TRABAJO PEDIDO: Copia estas líneas tal cual, sin cambiar nada, en todo el material.

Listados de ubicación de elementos
+++++

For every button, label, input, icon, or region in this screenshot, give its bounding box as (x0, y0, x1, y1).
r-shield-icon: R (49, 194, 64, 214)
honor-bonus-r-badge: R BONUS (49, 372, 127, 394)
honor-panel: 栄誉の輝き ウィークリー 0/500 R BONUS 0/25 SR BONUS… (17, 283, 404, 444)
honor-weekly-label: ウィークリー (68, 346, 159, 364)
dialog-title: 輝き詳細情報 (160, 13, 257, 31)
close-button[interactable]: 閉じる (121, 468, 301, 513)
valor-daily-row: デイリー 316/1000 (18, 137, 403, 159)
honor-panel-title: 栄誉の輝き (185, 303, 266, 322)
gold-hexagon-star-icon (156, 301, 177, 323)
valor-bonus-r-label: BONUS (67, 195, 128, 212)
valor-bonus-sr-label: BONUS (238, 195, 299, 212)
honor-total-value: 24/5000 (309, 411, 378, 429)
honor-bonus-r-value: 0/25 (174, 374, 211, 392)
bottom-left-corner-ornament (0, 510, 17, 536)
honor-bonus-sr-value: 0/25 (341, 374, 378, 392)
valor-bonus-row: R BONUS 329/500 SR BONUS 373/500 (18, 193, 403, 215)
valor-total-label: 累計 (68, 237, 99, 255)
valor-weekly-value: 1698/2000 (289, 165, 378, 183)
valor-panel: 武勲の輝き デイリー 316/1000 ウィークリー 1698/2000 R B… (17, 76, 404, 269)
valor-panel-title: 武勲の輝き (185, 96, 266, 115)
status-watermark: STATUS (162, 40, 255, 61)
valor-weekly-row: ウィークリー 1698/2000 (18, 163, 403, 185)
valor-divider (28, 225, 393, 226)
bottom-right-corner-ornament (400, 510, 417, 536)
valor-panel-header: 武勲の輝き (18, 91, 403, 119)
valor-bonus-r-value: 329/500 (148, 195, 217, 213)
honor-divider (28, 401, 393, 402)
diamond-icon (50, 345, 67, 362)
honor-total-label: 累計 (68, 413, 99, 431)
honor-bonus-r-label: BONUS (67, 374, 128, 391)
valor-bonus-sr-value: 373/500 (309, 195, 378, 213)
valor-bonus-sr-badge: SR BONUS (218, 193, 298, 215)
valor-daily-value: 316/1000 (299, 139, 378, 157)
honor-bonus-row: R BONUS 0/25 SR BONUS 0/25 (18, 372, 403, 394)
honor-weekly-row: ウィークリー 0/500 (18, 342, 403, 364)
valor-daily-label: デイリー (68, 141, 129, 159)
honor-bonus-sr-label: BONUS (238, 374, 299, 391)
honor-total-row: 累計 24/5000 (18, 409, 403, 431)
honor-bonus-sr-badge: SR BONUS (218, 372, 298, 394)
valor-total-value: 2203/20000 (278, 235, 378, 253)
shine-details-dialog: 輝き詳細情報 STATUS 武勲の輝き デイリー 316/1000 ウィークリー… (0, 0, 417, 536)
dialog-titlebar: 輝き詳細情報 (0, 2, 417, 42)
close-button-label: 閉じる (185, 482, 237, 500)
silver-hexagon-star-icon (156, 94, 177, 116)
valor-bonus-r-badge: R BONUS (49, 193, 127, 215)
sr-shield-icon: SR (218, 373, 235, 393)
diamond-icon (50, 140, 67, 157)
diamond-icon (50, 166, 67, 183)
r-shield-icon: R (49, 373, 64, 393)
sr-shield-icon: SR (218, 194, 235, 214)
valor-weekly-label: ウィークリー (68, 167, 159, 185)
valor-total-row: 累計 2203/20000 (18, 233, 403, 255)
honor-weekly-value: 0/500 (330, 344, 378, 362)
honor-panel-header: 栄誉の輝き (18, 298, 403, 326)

+++++

RESPUESTA:
For every button, label, input, icon, or region in this screenshot, give its bounding box as (x0, y0, x1, y1).
r-shield-icon: R (49, 194, 64, 214)
honor-bonus-r-badge: R BONUS (49, 372, 127, 394)
honor-panel: 栄誉の輝き ウィークリー 0/500 R BONUS 0/25 SR BONUS… (17, 283, 404, 444)
honor-weekly-label: ウィークリー (68, 346, 159, 364)
dialog-title: 輝き詳細情報 (160, 13, 257, 31)
close-button[interactable]: 閉じる (121, 468, 301, 513)
valor-daily-row: デイリー 316/1000 (18, 137, 403, 159)
honor-panel-title: 栄誉の輝き (185, 303, 266, 322)
gold-hexagon-star-icon (156, 301, 177, 323)
valor-bonus-r-label: BONUS (67, 195, 128, 212)
valor-bonus-sr-label: BONUS (238, 195, 299, 212)
honor-total-value: 24/5000 (309, 411, 378, 429)
honor-bonus-r-value: 0/25 (174, 374, 211, 392)
bottom-left-corner-ornament (0, 510, 17, 536)
honor-bonus-sr-value: 0/25 (341, 374, 378, 392)
valor-bonus-row: R BONUS 329/500 SR BONUS 373/500 (18, 193, 403, 215)
valor-total-label: 累計 (68, 237, 99, 255)
valor-weekly-value: 1698/2000 (289, 165, 378, 183)
valor-panel: 武勲の輝き デイリー 316/1000 ウィークリー 1698/2000 R B… (17, 76, 404, 269)
valor-panel-title: 武勲の輝き (185, 96, 266, 115)
status-watermark: STATUS (162, 40, 255, 61)
valor-weekly-row: ウィークリー 1698/2000 (18, 163, 403, 185)
valor-divider (28, 225, 393, 226)
bottom-right-corner-ornament (400, 510, 417, 536)
valor-panel-header: 武勲の輝き (18, 91, 403, 119)
valor-bonus-r-value: 329/500 (148, 195, 217, 213)
honor-divider (28, 401, 393, 402)
diamond-icon (50, 345, 67, 362)
honor-total-label: 累計 (68, 413, 99, 431)
honor-bonus-r-label: BONUS (67, 374, 128, 391)
valor-bonus-sr-value: 373/500 (309, 195, 378, 213)
valor-bonus-sr-badge: SR BONUS (218, 193, 298, 215)
valor-daily-value: 316/1000 (299, 139, 378, 157)
honor-bonus-row: R BONUS 0/25 SR BONUS 0/25 (18, 372, 403, 394)
honor-weekly-row: ウィークリー 0/500 (18, 342, 403, 364)
valor-daily-label: デイリー (68, 141, 129, 159)
honor-bonus-sr-label: BONUS (238, 374, 299, 391)
honor-total-row: 累計 24/5000 (18, 409, 403, 431)
honor-bonus-sr-badge: SR BONUS (218, 372, 298, 394)
valor-total-value: 2203/20000 (278, 235, 378, 253)
shine-details-dialog: 輝き詳細情報 STATUS 武勲の輝き デイリー 316/1000 ウィークリー… (0, 0, 417, 536)
dialog-titlebar: 輝き詳細情報 (0, 2, 417, 42)
close-button-label: 閉じる (185, 482, 237, 500)
silver-hexagon-star-icon (156, 94, 177, 116)
valor-bonus-r-badge: R BONUS (49, 193, 127, 215)
sr-shield-icon: SR (218, 373, 235, 393)
diamond-icon (50, 140, 67, 157)
diamond-icon (50, 166, 67, 183)
r-shield-icon: R (49, 373, 64, 393)
sr-shield-icon: SR (218, 194, 235, 214)
valor-weekly-label: ウィークリー (68, 167, 159, 185)
valor-total-row: 累計 2203/20000 (18, 233, 403, 255)
honor-weekly-value: 0/500 (330, 344, 378, 362)
honor-panel-header: 栄誉の輝き (18, 298, 403, 326)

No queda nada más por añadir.